## WORK REQUEST 1
Answer these questions from the passage on theories about the missing Malaysia Airlines plane:
(a) What position does Hugh Dunleavy hold at Malaysia Airlines?
(b) Over which strait did Malaysia's military say it may have tracked the missing plane on radar?
(c) How many torpedo bombers vanished in the Flight 19 case of 1945?
## WORK REQUEST 2
Reproduce everything in the passage on theories about the missing Malaysia Airlines plane from "But some theorists" down to "be another one?".
## WORK REQUEST 3
Take the passage on theories about the missing Malaysia Airlines plane further, picking up after its final sentence.

## SELECTED EXTRACT
But Hugh Dunleavy, the commercial director of Malaysia Airlines, said the captain in charge of the flight was a very seasoned pilot with an excellent record. "There have been absolutely no implications that we are aware of that there was anything untoward in either his behaviour or attitude," Dunleavy told Reuters in an interview. "We have no reason to believe that there was anything, any actions, internally by the crew that caused the disappearance of this aircraft."
7. Secretly landed and turned off communications
Theorists have suggested terrorists could have taken control of the plane and landed it safely in a secret location. It would certainly explain why distraught family members heard a dial tone when they tired to call their relatives. Malaysia's military announced on Tuesday it may have tracked the missing plane on radar over the Strait of Malacca - known for its history of pirate attacks. But, adding to the mystery, Malaysia's air force chief denied saying the radar had tracked the plane so far off course on Wednesday morning.
The Strait of Malacca is off the plane's course however, and it would mean it flew at least 500m (350 miles) after its last contact with air traffic control.
8. It's in an Asian Bermuda triangle
The idea there could be a second Bermuda Triangle seems a popular one on social media. Its sudden and unexplained disappearance from radar could have several explanations, whether it be a sudden explosion or mid-air disintegration, or even a mechanical failure.
But some theorists believe it simply means the plane has entered another Devil's Triangle. Boats and planes have been known to disappear in the patch of sea in the North Atlantic Ocean, known as the Bermuda Triangle, including Flight 19 in 1945, when five torpedo bombers mysteriously vanished. But could there really be another one?

## LISTED ENTRIES
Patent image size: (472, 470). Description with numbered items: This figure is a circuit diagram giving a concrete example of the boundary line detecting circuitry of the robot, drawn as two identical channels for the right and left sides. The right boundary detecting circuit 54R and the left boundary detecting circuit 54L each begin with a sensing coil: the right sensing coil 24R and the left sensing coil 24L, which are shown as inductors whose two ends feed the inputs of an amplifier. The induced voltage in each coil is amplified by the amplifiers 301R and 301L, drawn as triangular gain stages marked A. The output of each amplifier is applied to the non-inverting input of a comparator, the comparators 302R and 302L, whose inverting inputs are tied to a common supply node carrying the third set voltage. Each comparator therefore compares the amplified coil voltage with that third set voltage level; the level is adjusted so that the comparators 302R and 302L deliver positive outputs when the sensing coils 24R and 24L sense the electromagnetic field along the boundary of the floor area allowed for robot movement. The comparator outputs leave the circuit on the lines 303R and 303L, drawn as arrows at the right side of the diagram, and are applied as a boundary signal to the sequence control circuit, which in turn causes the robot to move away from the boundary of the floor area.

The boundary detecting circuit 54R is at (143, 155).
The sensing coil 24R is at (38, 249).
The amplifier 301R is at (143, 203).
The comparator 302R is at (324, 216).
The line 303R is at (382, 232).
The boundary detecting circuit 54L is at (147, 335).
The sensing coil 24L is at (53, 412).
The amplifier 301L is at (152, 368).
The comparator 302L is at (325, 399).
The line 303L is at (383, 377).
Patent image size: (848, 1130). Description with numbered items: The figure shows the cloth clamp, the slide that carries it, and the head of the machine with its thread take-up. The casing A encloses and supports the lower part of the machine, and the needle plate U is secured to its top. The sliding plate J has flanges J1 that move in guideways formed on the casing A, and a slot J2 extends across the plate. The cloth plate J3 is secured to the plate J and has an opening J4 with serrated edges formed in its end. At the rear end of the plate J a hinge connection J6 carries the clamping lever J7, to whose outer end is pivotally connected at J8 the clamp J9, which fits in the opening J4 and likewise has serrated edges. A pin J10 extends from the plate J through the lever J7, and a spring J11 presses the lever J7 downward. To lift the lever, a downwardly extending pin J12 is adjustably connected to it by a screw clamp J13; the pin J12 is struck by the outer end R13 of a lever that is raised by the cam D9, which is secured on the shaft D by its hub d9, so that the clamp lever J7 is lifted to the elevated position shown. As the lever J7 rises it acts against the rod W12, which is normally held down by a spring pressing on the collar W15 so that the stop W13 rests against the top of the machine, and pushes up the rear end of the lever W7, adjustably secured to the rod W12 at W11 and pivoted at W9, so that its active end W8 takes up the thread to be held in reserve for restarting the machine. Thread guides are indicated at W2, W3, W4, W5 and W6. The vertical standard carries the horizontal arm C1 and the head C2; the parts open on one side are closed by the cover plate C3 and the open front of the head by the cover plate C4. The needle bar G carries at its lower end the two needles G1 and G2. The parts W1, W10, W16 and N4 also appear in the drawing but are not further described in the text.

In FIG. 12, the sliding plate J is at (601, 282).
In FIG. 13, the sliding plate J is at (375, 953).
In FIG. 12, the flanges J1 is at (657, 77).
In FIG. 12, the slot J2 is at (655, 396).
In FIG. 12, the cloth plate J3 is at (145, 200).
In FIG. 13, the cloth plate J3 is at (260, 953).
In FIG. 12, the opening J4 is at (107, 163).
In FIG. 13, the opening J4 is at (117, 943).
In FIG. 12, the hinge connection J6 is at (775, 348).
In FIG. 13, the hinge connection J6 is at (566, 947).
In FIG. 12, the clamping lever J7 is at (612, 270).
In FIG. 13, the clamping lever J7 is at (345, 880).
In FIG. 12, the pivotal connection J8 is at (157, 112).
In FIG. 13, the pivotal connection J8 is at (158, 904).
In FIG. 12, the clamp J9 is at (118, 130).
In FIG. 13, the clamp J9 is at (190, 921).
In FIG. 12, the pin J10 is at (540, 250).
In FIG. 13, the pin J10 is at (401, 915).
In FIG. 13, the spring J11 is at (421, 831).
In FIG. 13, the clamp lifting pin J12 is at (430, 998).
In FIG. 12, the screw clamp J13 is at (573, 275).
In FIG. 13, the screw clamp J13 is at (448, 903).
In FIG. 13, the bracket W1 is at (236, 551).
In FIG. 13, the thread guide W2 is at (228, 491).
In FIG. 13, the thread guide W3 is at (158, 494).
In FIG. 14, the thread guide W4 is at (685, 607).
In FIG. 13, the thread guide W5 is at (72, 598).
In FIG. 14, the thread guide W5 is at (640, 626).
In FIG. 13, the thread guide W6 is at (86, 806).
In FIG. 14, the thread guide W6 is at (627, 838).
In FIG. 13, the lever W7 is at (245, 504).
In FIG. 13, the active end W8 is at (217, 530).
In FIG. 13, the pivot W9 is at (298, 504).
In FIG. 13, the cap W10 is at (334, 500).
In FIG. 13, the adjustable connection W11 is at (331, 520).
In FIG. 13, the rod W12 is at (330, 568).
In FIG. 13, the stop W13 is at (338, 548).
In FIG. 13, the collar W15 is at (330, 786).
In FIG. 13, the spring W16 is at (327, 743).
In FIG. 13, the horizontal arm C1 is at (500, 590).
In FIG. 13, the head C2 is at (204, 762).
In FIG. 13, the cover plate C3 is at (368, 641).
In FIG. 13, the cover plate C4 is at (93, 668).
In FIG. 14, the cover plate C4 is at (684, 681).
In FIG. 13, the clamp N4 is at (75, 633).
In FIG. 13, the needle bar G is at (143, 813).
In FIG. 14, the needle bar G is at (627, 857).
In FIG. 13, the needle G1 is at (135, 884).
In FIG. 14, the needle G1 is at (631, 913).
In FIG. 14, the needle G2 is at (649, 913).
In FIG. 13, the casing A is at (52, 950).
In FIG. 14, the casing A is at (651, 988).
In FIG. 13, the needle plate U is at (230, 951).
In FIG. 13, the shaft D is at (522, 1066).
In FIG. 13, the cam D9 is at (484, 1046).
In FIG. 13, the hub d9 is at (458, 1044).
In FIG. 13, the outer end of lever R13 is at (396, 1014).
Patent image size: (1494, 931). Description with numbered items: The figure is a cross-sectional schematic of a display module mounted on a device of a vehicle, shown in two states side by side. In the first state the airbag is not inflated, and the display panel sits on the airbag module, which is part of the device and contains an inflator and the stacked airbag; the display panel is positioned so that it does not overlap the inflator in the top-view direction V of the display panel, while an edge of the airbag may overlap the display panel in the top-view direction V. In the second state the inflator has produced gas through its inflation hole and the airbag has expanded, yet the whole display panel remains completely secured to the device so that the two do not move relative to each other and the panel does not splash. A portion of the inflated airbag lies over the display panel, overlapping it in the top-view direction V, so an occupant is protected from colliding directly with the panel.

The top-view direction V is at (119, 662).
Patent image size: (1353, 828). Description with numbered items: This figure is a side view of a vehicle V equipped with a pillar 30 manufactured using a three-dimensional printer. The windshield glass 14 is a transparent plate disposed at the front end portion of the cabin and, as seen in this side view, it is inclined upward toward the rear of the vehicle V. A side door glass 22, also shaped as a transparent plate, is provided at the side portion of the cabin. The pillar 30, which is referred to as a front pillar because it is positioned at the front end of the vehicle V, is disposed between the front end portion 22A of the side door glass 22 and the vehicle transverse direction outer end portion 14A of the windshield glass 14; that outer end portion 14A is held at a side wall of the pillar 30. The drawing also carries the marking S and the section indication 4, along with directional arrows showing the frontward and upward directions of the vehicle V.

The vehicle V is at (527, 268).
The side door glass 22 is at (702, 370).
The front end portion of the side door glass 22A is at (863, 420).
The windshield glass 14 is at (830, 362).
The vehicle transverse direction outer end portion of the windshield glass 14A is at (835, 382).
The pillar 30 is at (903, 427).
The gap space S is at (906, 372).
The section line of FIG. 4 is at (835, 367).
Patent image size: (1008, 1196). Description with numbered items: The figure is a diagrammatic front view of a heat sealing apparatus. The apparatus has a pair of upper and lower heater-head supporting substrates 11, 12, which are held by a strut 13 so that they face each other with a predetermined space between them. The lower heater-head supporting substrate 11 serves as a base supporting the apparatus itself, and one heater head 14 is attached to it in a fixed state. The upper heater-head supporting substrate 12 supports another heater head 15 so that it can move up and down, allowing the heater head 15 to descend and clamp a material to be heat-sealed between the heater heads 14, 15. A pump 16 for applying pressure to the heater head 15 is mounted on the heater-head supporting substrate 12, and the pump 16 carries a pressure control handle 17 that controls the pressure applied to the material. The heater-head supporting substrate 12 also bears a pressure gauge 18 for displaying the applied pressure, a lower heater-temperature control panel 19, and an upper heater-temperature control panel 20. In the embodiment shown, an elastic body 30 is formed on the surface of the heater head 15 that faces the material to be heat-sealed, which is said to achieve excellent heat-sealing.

## EXERCISE ANSWER 1
(a) Commercial director
(b) The Strait of Malacca
(c) Five

## EXERCISE ANSWER 2
But some theorists believe it simply means the plane has entered another Devil's Triangle. Boats and planes have been known to disappear in the patch of sea in the North Atlantic Ocean, known as the Bermuda Triangle, including Flight 19 in 1945, when five torpedo bombers mysteriously vanished. But could there really be another one?

## EXERCISE ANSWER 3
One Twitter user wrote: "So...what is up with this Malaysian airplane thing? Is there an Asian version of the Bermuda Triangle?"
Another added: "Maybe there's such thing as Asian bermuda triangle. #Malaysia #MalaysiaAirlines."
9. Terrorists crashed it into the sea
So far no terrorist groups have claimed responsibility for the missing flight, but that hasn't stopped theorists claiming it's the only explanation. The two passengers who boarded the plane with stolen passports really triggered this possibility, with many believing they must be part of a huge cover up to sink the plane. Pilot David Learmount, who is operations and safety editor of Flight Global magazine, said: “Something happened and the pilots did not tell anyone. Why? It’s a good question. “It’s extraordinary the pilots failed to call because they had plenty of time to. Unless there was a bomb on board but there has been no evidence of that.”
Other groups, however, have claimed responsibility over the last few days, including an unknown Chinese group. An email was sent to various journalists in China, saying: “You kill one of our clan, we will kill 100 of you as payback.” But officials in Malaysia have said they believe the group's claim could be a hoax. The email did not explain what had happened to the plane.